Work to complete
In the forum post below about tracking exit traffic, what link does a search engine bot see on every outbound link?

Text segment
******************************

I'm still trying to track down what penalty or filter I may have tripped up to cause the plummeting of Google traffic. I'm considering a reinclusion request but I have no idea what's broken and needs correction. I have a question about exit traffic redirection.

We track exit traffic to the specific user's session. Exit traffic URLs are dynamically generated and specific to each individual user and page load. (Page refreshes result in all new off-site URLs being generated and are only valid for that specific user.) The database overhead required to generate unique URLs for each page load for each user isn't trivial but the data is valuable to us. Because of this overhead we do not generate these links for search engine bots. We block the exit redirector page in robots.txt too.

So a user sees a unique link that looks like click.php?id=12345669898 where a bot would see click.php?id=0 on ALL outbound links. Click.php is excluded in robots.txt. If a bot ignores robots.txt and goes to click.php it will receive a pleasant error indicating it has reached a page it shouldn't be at.

Is this a forbidden linking scheme or something that would violate G's quality guidelines? FWIW we've used this external traffic checking scheme for about 4+ years. It's never been a problem in the past. The exit traffic data by user is valuable but not so important that it gets us penalized to the point we have significantly less outbound traffic to track.

jomaxx

7:34 pm on Apr 2, 2007 (gmt 0)

WebmasterWorld Senior Member 10+ Year Member



I do something along these lines and haven't had any problem.

******************************

Data excerpts

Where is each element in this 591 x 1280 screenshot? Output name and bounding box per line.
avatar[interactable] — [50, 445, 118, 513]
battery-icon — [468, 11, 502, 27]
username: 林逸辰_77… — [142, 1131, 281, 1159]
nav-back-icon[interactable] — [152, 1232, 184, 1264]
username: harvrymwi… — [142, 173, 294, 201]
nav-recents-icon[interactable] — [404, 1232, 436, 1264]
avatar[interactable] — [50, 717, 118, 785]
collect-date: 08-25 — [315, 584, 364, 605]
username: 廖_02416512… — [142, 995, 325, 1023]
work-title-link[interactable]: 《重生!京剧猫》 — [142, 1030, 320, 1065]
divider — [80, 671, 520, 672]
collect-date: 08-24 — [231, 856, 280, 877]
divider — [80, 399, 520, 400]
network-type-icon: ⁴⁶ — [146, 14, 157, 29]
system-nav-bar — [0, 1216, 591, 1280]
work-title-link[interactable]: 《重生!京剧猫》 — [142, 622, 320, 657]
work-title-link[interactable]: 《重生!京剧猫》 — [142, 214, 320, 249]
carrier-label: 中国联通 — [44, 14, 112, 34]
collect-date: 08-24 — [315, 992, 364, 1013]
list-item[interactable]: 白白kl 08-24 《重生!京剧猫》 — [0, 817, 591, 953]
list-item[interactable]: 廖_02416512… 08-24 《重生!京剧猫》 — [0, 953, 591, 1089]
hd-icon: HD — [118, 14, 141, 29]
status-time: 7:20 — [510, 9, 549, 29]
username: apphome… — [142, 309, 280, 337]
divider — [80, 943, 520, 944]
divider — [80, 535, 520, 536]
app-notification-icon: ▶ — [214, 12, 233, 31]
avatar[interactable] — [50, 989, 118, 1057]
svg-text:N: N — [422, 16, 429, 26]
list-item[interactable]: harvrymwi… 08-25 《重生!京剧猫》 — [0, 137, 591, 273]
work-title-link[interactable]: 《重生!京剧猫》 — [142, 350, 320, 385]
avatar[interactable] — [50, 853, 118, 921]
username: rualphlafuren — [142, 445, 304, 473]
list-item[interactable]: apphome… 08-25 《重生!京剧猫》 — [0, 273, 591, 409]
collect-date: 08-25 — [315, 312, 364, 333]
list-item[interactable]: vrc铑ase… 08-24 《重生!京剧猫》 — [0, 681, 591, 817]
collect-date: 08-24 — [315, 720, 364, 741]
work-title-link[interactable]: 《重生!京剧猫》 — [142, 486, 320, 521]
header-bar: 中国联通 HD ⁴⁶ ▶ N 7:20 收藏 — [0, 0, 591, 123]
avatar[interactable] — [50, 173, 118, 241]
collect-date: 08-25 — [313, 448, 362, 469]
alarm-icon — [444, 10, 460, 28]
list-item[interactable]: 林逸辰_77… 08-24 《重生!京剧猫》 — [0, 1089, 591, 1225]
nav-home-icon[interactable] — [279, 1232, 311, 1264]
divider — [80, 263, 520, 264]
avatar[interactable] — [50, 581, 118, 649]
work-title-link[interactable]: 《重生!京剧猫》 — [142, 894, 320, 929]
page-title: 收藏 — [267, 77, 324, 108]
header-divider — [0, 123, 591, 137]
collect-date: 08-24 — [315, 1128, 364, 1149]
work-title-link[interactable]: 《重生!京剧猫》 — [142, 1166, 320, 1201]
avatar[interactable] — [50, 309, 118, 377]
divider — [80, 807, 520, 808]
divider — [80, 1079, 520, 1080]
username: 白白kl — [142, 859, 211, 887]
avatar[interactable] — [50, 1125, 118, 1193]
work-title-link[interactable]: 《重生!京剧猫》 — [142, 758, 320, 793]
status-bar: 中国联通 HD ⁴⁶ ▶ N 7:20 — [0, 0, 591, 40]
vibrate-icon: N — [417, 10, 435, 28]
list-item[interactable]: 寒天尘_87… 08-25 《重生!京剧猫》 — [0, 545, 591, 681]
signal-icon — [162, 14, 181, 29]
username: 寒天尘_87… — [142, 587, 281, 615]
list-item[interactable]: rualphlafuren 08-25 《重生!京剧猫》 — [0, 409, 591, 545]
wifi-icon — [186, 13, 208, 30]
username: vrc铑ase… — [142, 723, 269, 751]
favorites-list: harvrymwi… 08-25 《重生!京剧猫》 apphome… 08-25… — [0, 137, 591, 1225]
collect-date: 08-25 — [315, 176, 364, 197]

******************************

Result
click.php?id=0